*BRIEF*
Transcribe the entries below exactly; leave every image out.

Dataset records

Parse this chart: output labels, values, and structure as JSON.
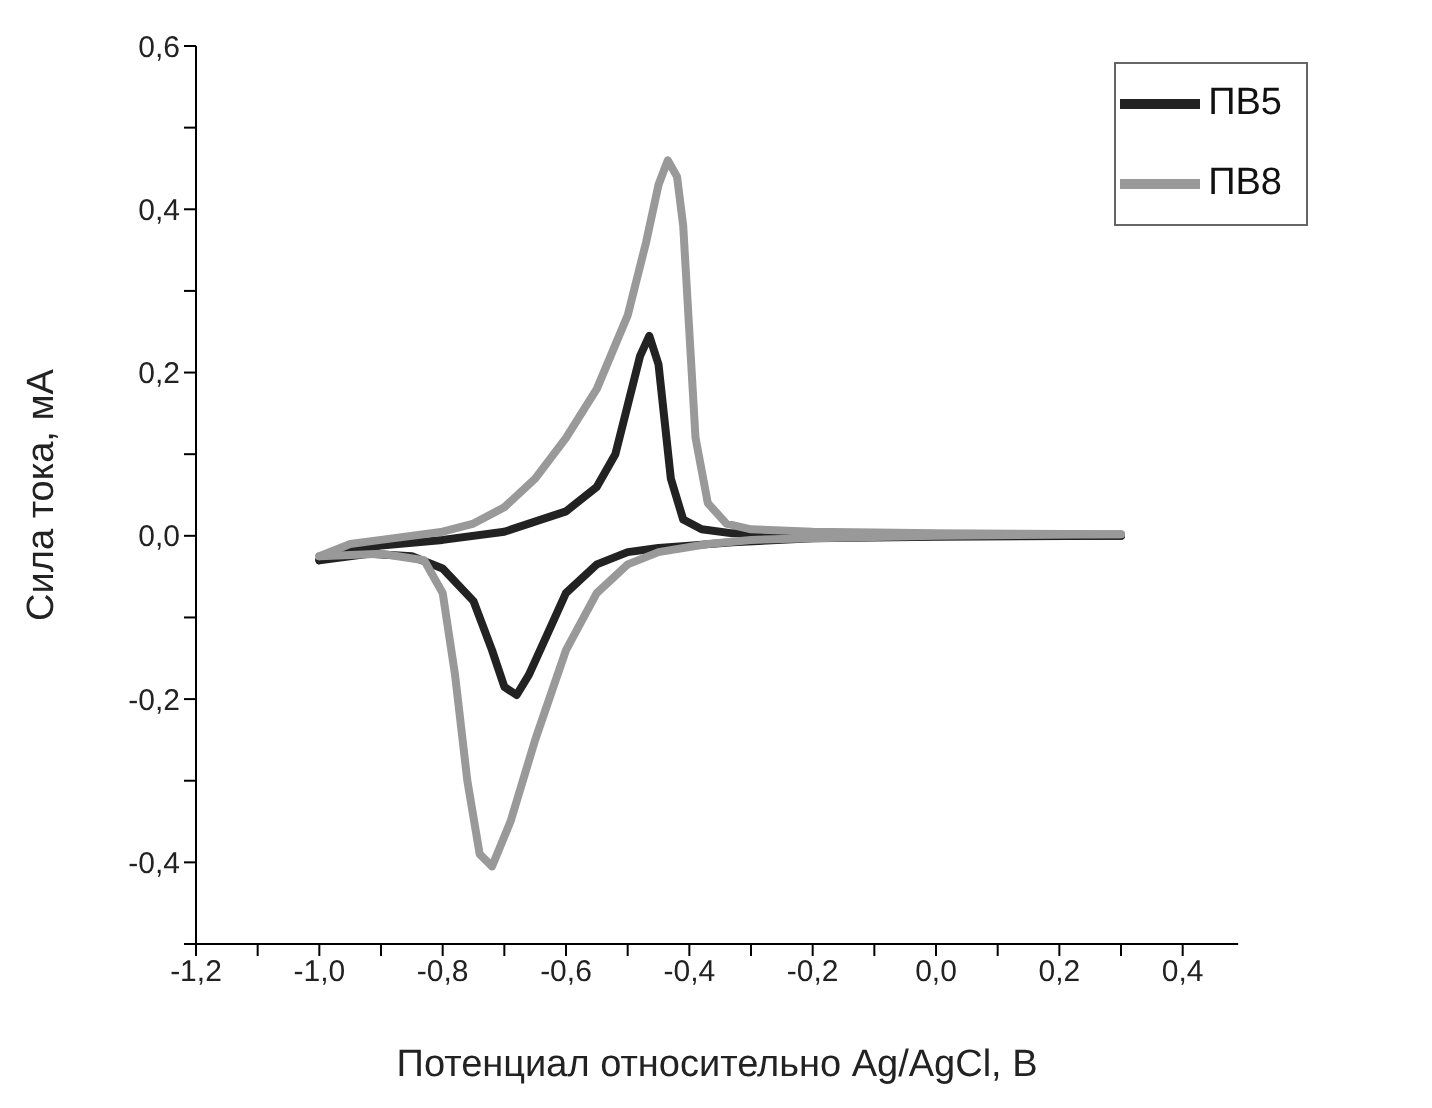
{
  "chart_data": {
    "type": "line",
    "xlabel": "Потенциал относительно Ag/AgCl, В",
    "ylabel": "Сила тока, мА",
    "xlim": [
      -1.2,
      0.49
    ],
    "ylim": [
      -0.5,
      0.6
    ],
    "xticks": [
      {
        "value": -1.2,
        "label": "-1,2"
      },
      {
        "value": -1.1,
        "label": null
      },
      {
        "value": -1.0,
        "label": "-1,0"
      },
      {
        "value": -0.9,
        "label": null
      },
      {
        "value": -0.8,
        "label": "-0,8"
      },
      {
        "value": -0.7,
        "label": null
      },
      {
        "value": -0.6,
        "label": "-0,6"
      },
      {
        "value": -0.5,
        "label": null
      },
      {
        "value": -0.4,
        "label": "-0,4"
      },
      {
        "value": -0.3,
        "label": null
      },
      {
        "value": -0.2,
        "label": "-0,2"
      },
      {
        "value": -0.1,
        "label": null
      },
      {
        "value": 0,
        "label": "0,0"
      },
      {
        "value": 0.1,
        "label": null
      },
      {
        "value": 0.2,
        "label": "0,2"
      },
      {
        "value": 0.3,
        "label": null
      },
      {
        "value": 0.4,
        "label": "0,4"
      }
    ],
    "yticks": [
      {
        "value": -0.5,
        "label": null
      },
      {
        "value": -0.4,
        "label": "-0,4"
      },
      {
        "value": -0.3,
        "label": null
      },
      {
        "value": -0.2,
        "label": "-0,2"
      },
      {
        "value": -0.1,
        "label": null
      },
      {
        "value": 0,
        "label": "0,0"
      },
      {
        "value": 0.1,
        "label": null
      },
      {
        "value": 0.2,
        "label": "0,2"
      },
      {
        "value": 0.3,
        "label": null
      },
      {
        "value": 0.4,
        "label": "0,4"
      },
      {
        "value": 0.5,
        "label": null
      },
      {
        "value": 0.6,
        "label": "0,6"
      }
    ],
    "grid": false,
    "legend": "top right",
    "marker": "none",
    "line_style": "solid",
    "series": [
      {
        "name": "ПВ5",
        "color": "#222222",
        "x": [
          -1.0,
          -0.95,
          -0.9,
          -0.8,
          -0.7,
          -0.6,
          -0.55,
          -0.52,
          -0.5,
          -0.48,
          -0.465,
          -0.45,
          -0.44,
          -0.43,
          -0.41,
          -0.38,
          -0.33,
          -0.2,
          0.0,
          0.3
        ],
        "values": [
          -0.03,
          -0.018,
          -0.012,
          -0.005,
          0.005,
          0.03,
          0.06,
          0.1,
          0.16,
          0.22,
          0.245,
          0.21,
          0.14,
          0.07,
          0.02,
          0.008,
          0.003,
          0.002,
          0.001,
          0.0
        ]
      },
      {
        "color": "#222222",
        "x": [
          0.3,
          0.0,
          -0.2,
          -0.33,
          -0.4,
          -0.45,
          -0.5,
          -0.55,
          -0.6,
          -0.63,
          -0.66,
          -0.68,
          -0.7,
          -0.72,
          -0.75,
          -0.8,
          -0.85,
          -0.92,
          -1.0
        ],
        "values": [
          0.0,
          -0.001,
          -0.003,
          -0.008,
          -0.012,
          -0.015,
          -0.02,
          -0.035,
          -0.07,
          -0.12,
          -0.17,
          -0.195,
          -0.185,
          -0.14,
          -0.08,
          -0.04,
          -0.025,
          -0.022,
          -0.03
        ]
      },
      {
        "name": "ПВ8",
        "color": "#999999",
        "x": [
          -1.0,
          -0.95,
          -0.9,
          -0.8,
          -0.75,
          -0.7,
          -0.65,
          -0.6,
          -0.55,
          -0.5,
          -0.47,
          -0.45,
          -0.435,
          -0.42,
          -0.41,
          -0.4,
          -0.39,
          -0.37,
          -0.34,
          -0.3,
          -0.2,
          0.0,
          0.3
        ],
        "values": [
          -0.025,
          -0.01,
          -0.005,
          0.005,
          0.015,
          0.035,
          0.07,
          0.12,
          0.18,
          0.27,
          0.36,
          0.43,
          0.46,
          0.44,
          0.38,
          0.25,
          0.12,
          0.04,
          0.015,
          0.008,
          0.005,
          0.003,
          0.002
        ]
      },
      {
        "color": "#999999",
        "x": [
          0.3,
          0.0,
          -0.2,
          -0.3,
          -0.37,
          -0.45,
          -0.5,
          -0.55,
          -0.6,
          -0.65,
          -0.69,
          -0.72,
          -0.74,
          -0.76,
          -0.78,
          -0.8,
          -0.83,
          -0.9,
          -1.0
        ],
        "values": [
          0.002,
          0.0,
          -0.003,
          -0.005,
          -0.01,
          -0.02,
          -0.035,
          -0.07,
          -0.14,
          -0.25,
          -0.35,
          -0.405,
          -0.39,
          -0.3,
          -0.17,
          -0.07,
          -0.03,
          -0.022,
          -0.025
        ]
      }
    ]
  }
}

*EXERCISE RESPONSE*
Parse this chart: output labels, values, and structure as JSON.
{
  "chart_data": {
    "type": "line",
    "xlabel": "Потенциал относительно Ag/AgCl, В",
    "ylabel": "Сила тока, мА",
    "xlim": [
      -1.2,
      0.49
    ],
    "ylim": [
      -0.5,
      0.6
    ],
    "xticks": [
      {
        "value": -1.2,
        "label": "-1,2"
      },
      {
        "value": -1.1,
        "label": null
      },
      {
        "value": -1.0,
        "label": "-1,0"
      },
      {
        "value": -0.9,
        "label": null
      },
      {
        "value": -0.8,
        "label": "-0,8"
      },
      {
        "value": -0.7,
        "label": null
      },
      {
        "value": -0.6,
        "label": "-0,6"
      },
      {
        "value": -0.5,
        "label": null
      },
      {
        "value": -0.4,
        "label": "-0,4"
      },
      {
        "value": -0.3,
        "label": null
      },
      {
        "value": -0.2,
        "label": "-0,2"
      },
      {
        "value": -0.1,
        "label": null
      },
      {
        "value": 0,
        "label": "0,0"
      },
      {
        "value": 0.1,
        "label": null
      },
      {
        "value": 0.2,
        "label": "0,2"
      },
      {
        "value": 0.3,
        "label": null
      },
      {
        "value": 0.4,
        "label": "0,4"
      }
    ],
    "yticks": [
      {
        "value": -0.5,
        "label": null
      },
      {
        "value": -0.4,
        "label": "-0,4"
      },
      {
        "value": -0.3,
        "label": null
      },
      {
        "value": -0.2,
        "label": "-0,2"
      },
      {
        "value": -0.1,
        "label": null
      },
      {
        "value": 0,
        "label": "0,0"
      },
      {
        "value": 0.1,
        "label": null
      },
      {
        "value": 0.2,
        "label": "0,2"
      },
      {
        "value": 0.3,
        "label": null
      },
      {
        "value": 0.4,
        "label": "0,4"
      },
      {
        "value": 0.5,
        "label": null
      },
      {
        "value": 0.6,
        "label": "0,6"
      }
    ],
    "grid": false,
    "legend": "top right",
    "marker": "none",
    "line_style": "solid",
    "series": [
      {
        "name": "ПВ5",
        "color": "#222222",
        "x": [
          -1.0,
          -0.95,
          -0.9,
          -0.8,
          -0.7,
          -0.6,
          -0.55,
          -0.52,
          -0.5,
          -0.48,
          -0.465,
          -0.45,
          -0.44,
          -0.43,
          -0.41,
          -0.38,
          -0.33,
          -0.2,
          0.0,
          0.3
        ],
        "values": [
          -0.03,
          -0.018,
          -0.012,
          -0.005,
          0.005,
          0.03,
          0.06,
          0.1,
          0.16,
          0.22,
          0.245,
          0.21,
          0.14,
          0.07,
          0.02,
          0.008,
          0.003,
          0.002,
          0.001,
          0.0
        ]
      },
      {
        "color": "#222222",
        "x": [
          0.3,
          0.0,
          -0.2,
          -0.33,
          -0.4,
          -0.45,
          -0.5,
          -0.55,
          -0.6,
          -0.63,
          -0.66,
          -0.68,
          -0.7,
          -0.72,
          -0.75,
          -0.8,
          -0.85,
          -0.92,
          -1.0
        ],
        "values": [
          0.0,
          -0.001,
          -0.003,
          -0.008,
          -0.012,
          -0.015,
          -0.02,
          -0.035,
          -0.07,
          -0.12,
          -0.17,
          -0.195,
          -0.185,
          -0.14,
          -0.08,
          -0.04,
          -0.025,
          -0.022,
          -0.03
        ]
      },
      {
        "name": "ПВ8",
        "color": "#999999",
        "x": [
          -1.0,
          -0.95,
          -0.9,
          -0.8,
          -0.75,
          -0.7,
          -0.65,
          -0.6,
          -0.55,
          -0.5,
          -0.47,
          -0.45,
          -0.435,
          -0.42,
          -0.41,
          -0.4,
          -0.39,
          -0.37,
          -0.34,
          -0.3,
          -0.2,
          0.0,
          0.3
        ],
        "values": [
          -0.025,
          -0.01,
          -0.005,
          0.005,
          0.015,
          0.035,
          0.07,
          0.12,
          0.18,
          0.27,
          0.36,
          0.43,
          0.46,
          0.44,
          0.38,
          0.25,
          0.12,
          0.04,
          0.015,
          0.008,
          0.005,
          0.003,
          0.002
        ]
      },
      {
        "color": "#999999",
        "x": [
          0.3,
          0.0,
          -0.2,
          -0.3,
          -0.37,
          -0.45,
          -0.5,
          -0.55,
          -0.6,
          -0.65,
          -0.69,
          -0.72,
          -0.74,
          -0.76,
          -0.78,
          -0.8,
          -0.83,
          -0.9,
          -1.0
        ],
        "values": [
          0.002,
          0.0,
          -0.003,
          -0.005,
          -0.01,
          -0.02,
          -0.035,
          -0.07,
          -0.14,
          -0.25,
          -0.35,
          -0.405,
          -0.39,
          -0.3,
          -0.17,
          -0.07,
          -0.03,
          -0.022,
          -0.025
        ]
      }
    ]
  }
}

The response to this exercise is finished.